**Task requirements:** Reproduce the full listing that appears beneath this instruction exactly.
# start of Data for this task
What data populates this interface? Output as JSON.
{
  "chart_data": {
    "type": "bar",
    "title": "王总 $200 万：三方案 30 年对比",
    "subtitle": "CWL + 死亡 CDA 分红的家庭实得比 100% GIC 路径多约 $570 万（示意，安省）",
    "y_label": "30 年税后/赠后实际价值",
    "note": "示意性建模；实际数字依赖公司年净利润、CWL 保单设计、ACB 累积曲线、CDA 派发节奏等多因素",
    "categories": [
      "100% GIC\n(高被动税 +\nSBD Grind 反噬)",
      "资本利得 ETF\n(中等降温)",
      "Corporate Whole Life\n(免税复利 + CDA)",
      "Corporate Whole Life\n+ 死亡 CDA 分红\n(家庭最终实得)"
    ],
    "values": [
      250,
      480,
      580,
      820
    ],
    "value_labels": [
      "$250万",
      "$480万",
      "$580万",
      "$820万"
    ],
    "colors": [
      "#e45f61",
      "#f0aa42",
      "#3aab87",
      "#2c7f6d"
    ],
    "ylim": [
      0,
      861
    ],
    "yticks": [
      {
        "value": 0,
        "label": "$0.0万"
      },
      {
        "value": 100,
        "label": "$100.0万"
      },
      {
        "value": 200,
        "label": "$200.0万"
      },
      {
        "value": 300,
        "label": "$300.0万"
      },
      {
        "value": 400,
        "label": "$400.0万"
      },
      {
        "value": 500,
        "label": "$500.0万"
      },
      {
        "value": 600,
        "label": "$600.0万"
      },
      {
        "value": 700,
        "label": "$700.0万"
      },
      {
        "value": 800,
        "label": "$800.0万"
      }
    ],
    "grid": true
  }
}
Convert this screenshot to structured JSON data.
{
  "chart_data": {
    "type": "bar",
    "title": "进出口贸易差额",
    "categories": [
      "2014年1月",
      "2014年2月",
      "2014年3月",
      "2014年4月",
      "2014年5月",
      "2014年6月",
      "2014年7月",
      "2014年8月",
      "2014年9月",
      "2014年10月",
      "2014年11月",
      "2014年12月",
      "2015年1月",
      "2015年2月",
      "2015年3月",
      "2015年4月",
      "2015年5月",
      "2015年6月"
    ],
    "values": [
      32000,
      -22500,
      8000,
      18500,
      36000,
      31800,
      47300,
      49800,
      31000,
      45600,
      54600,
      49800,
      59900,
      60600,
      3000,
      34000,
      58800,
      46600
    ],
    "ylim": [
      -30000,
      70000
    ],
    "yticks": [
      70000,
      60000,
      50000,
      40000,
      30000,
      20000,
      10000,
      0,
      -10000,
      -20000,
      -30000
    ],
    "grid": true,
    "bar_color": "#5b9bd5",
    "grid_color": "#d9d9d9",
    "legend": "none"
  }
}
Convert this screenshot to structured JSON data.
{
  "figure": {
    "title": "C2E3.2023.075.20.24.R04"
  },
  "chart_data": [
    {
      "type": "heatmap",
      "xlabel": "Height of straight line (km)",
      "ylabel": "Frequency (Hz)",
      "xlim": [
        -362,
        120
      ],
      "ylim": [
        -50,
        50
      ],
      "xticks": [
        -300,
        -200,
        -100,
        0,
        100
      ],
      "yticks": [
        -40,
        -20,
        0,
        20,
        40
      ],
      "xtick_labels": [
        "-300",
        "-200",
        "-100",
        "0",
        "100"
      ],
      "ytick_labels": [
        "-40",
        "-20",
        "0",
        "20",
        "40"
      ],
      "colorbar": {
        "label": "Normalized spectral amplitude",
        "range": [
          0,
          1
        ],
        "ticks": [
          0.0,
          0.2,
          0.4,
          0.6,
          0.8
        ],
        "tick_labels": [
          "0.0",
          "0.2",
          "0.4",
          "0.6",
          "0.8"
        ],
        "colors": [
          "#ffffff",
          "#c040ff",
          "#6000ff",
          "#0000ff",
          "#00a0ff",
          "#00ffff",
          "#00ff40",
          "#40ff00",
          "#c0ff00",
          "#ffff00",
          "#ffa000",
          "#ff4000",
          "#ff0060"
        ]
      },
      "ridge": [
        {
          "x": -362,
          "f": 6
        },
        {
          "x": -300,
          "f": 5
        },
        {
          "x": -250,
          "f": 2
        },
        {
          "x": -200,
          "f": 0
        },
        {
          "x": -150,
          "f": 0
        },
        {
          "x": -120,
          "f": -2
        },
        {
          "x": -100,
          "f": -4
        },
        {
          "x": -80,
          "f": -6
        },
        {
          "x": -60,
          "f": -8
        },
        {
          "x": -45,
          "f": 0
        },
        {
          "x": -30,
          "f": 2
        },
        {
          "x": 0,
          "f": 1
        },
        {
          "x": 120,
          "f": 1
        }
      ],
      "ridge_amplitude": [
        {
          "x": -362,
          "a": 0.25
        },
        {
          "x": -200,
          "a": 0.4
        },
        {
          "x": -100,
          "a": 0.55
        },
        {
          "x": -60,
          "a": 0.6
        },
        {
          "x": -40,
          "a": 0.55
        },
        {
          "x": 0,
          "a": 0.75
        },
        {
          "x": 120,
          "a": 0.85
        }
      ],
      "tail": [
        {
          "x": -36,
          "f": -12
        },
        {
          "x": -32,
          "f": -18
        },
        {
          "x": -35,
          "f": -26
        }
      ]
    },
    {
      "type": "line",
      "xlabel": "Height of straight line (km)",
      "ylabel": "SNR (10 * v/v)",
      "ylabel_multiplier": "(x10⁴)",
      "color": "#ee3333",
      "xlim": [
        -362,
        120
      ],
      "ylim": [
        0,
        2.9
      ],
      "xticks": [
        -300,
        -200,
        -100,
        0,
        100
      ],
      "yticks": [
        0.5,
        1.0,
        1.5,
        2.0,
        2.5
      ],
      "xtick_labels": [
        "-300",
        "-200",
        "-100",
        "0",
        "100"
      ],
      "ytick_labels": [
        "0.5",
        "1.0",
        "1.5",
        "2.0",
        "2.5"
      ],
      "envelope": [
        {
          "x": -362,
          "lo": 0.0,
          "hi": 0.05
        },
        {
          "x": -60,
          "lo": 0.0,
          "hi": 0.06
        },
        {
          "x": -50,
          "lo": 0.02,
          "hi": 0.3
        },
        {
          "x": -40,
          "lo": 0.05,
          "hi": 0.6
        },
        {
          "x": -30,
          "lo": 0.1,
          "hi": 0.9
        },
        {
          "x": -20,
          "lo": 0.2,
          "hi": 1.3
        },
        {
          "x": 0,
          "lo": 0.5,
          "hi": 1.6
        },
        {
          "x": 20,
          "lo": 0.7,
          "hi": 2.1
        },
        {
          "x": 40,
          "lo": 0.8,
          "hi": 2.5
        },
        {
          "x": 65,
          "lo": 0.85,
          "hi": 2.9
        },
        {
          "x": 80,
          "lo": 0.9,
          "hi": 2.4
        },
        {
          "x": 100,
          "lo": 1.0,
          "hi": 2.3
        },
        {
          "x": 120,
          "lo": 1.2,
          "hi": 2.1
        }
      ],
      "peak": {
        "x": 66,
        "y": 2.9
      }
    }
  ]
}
# end of Data for this task
**The reply:**
What data populates this interface? Output as JSON.
{
  "chart_data": {
    "type": "bar",
    "title": "王总 $200 万：三方案 30 年对比",
    "subtitle": "CWL + 死亡 CDA 分红的家庭实得比 100% GIC 路径多约 $570 万（示意，安省）",
    "y_label": "30 年税后/赠后实际价值",
    "note": "示意性建模；实际数字依赖公司年净利润、CWL 保单设计、ACB 累积曲线、CDA 派发节奏等多因素",
    "categories": [
      "100% GIC\n(高被动税 +\nSBD Grind 反噬)",
      "资本利得 ETF\n(中等降温)",
      "Corporate Whole Life\n(免税复利 + CDA)",
      "Corporate Whole Life\n+ 死亡 CDA 分红\n(家庭最终实得)"
    ],
    "values": [
      250,
      480,
      580,
      820
    ],
    "value_labels": [
      "$250万",
      "$480万",
      "$580万",
      "$820万"
    ],
    "colors": [
      "#e45f61",
      "#f0aa42",
      "#3aab87",
      "#2c7f6d"
    ],
    "ylim": [
      0,
      861
    ],
    "yticks": [
      {
        "value": 0,
        "label": "$0.0万"
      },
      {
        "value": 100,
        "label": "$100.0万"
      },
      {
        "value": 200,
        "label": "$200.0万"
      },
      {
        "value": 300,
        "label": "$300.0万"
      },
      {
        "value": 400,
        "label": "$400.0万"
      },
      {
        "value": 500,
        "label": "$500.0万"
      },
      {
        "value": 600,
        "label": "$600.0万"
      },
      {
        "value": 700,
        "label": "$700.0万"
      },
      {
        "value": 800,
        "label": "$800.0万"
      }
    ],
    "grid": true
  }
}
Convert this screenshot to structured JSON data.
{
  "chart_data": {
    "type": "bar",
    "title": "进出口贸易差额",
    "categories": [
      "2014年1月",
      "2014年2月",
      "2014年3月",
      "2014年4月",
      "2014年5月",
      "2014年6月",
      "2014年7月",
      "2014年8月",
      "2014年9月",
      "2014年10月",
      "2014年11月",
      "2014年12月",
      "2015年1月",
      "2015年2月",
      "2015年3月",
      "2015年4月",
      "2015年5月",
      "2015年6月"
    ],
    "values": [
      32000,
      -22500,
      8000,
      18500,
      36000,
      31800,
      47300,
      49800,
      31000,
      45600,
      54600,
      49800,
      59900,
      60600,
      3000,
      34000,
      58800,
      46600
    ],
    "ylim": [
      -30000,
      70000
    ],
    "yticks": [
      70000,
      60000,
      50000,
      40000,
      30000,
      20000,
      10000,
      0,
      -10000,
      -20000,
      -30000
    ],
    "grid": true,
    "bar_color": "#5b9bd5",
    "grid_color": "#d9d9d9",
    "legend": "none"
  }
}
Convert this screenshot to structured JSON data.
{
  "figure": {
    "title": "C2E3.2023.075.20.24.R04"
  },
  "chart_data": [
    {
      "type": "heatmap",
      "xlabel": "Height of straight line (km)",
      "ylabel": "Frequency (Hz)",
      "xlim": [
        -362,
        120
      ],
      "ylim": [
        -50,
        50
      ],
      "xticks": [
        -300,
        -200,
        -100,
        0,
        100
      ],
      "yticks": [
        -40,
        -20,
        0,
        20,
        40
      ],
      "xtick_labels": [
        "-300",
        "-200",
        "-100",
        "0",
        "100"
      ],
      "ytick_labels": [
        "-40",
        "-20",
        "0",
        "20",
        "40"
      ],
      "colorbar": {
        "label": "Normalized spectral amplitude",
        "range": [
          0,
          1
        ],
        "ticks": [
          0.0,
          0.2,
          0.4,
          0.6,
          0.8
        ],
        "tick_labels": [
          "0.0",
          "0.2",
          "0.4",
          "0.6",
          "0.8"
        ],
        "colors": [
          "#ffffff",
          "#c040ff",
          "#6000ff",
          "#0000ff",
          "#00a0ff",
          "#00ffff",
          "#00ff40",
          "#40ff00",
          "#c0ff00",
          "#ffff00",
          "#ffa000",
          "#ff4000",
          "#ff0060"
        ]
      },
      "ridge": [
        {
          "x": -362,
          "f": 6
        },
        {
          "x": -300,
          "f": 5
        },
        {
          "x": -250,
          "f": 2
        },
        {
          "x": -200,
          "f": 0
        },
        {
          "x": -150,
          "f": 0
        },
        {
          "x": -120,
          "f": -2
        },
        {
          "x": -100,
          "f": -4
        },
        {
          "x": -80,
          "f": -6
        },
        {
          "x": -60,
          "f": -8
        },
        {
          "x": -45,
          "f": 0
        },
        {
          "x": -30,
          "f": 2
        },
        {
          "x": 0,
          "f": 1
        },
        {
          "x": 120,
          "f": 1
        }
      ],
      "ridge_amplitude": [
        {
          "x": -362,
          "a": 0.25
        },
        {
          "x": -200,
          "a": 0.4
        },
        {
          "x": -100,
          "a": 0.55
        },
        {
          "x": -60,
          "a": 0.6
        },
        {
          "x": -40,
          "a": 0.55
        },
        {
          "x": 0,
          "a": 0.75
        },
        {
          "x": 120,
          "a": 0.85
        }
      ],
      "tail": [
        {
          "x": -36,
          "f": -12
        },
        {
          "x": -32,
          "f": -18
        },
        {
          "x": -35,
          "f": -26
        }
      ]
    },
    {
      "type": "line",
      "xlabel": "Height of straight line (km)",
      "ylabel": "SNR (10 * v/v)",
      "ylabel_multiplier": "(x10⁴)",
      "color": "#ee3333",
      "xlim": [
        -362,
        120
      ],
      "ylim": [
        0,
        2.9
      ],
      "xticks": [
        -300,
        -200,
        -100,
        0,
        100
      ],
      "yticks": [
        0.5,
        1.0,
        1.5,
        2.0,
        2.5
      ],
      "xtick_labels": [
        "-300",
        "-200",
        "-100",
        "0",
        "100"
      ],
      "ytick_labels": [
        "0.5",
        "1.0",
        "1.5",
        "2.0",
        "2.5"
      ],
      "envelope": [
        {
          "x": -362,
          "lo": 0.0,
          "hi": 0.05
        },
        {
          "x": -60,
          "lo": 0.0,
          "hi": 0.06
        },
        {
          "x": -50,
          "lo": 0.02,
          "hi": 0.3
        },
        {
          "x": -40,
          "lo": 0.05,
          "hi": 0.6
        },
        {
          "x": -30,
          "lo": 0.1,
          "hi": 0.9
        },
        {
          "x": -20,
          "lo": 0.2,
          "hi": 1.3
        },
        {
          "x": 0,
          "lo": 0.5,
          "hi": 1.6
        },
        {
          "x": 20,
          "lo": 0.7,
          "hi": 2.1
        },
        {
          "x": 40,
          "lo": 0.8,
          "hi": 2.5
        },
        {
          "x": 65,
          "lo": 0.85,
          "hi": 2.9
        },
        {
          "x": 80,
          "lo": 0.9,
          "hi": 2.4
        },
        {
          "x": 100,
          "lo": 1.0,
          "hi": 2.3
        },
        {
          "x": 120,
          "lo": 1.2,
          "hi": 2.1
        }
      ],
      "peak": {
        "x": 66,
        "y": 2.9
      }
    }
  ]
}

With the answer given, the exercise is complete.